TASK INPUT:
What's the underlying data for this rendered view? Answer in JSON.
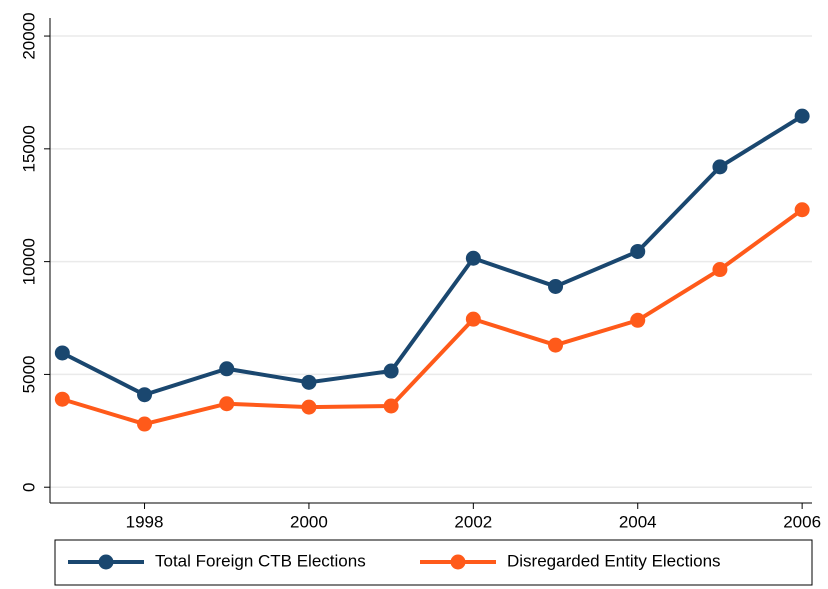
{
  "chart_data": {
    "type": "line",
    "x": [
      1997,
      1998,
      1999,
      2000,
      2001,
      2002,
      2003,
      2004,
      2005,
      2006
    ],
    "series": [
      {
        "name": "Total Foreign CTB Elections",
        "color": "#1a476f",
        "values": [
          5950,
          4100,
          5250,
          4650,
          5150,
          10150,
          8900,
          10450,
          14200,
          16450
        ]
      },
      {
        "name": "Disregarded Entity Elections",
        "color": "#ff5a1a",
        "values": [
          3900,
          2800,
          3700,
          3550,
          3600,
          7450,
          6300,
          7400,
          9650,
          12300
        ]
      }
    ],
    "xlim": [
      1996.85,
      2006.12
    ],
    "xticks": [
      1998,
      2000,
      2002,
      2004,
      2006
    ],
    "ylim": [
      -700,
      20800
    ],
    "yticks": [
      0,
      5000,
      10000,
      15000,
      20000
    ],
    "grid": true,
    "legend": "bottom"
  }
}
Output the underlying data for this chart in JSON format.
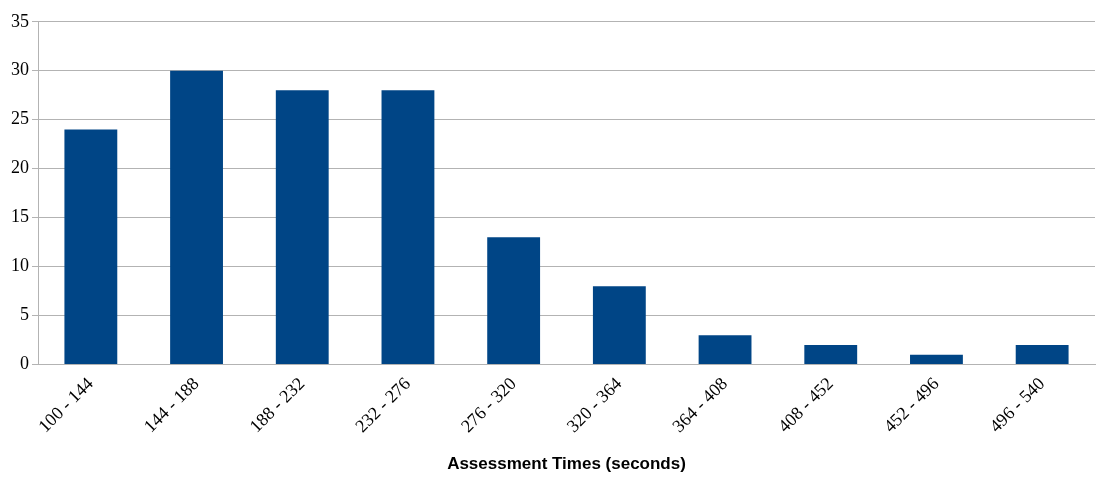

WHAT YOU SHOULD DO:
Leaving aside the images, write out the entries above word for word.

WRITTEN RESPONSE:
What's the underlying data for this rendered view? Answer in JSON.
{
  "chart_data": {
    "type": "line",
    "x": [
      1997,
      1998,
      1999,
      2000,
      2001,
      2002,
      2003,
      2004,
      2005,
      2006
    ],
    "series": [
      {
        "name": "Total Foreign CTB Elections",
        "color": "#1a476f",
        "values": [
          5950,
          4100,
          5250,
          4650,
          5150,
          10150,
          8900,
          10450,
          14200,
          16450
        ]
      },
      {
        "name": "Disregarded Entity Elections",
        "color": "#ff5a1a",
        "values": [
          3900,
          2800,
          3700,
          3550,
          3600,
          7450,
          6300,
          7400,
          9650,
          12300
        ]
      }
    ],
    "xlim": [
      1996.85,
      2006.12
    ],
    "xticks": [
      1998,
      2000,
      2002,
      2004,
      2006
    ],
    "ylim": [
      -700,
      20800
    ],
    "yticks": [
      0,
      5000,
      10000,
      15000,
      20000
    ],
    "grid": true,
    "legend": "bottom"
  }
}
Output the underlying data for this chart in JSON format.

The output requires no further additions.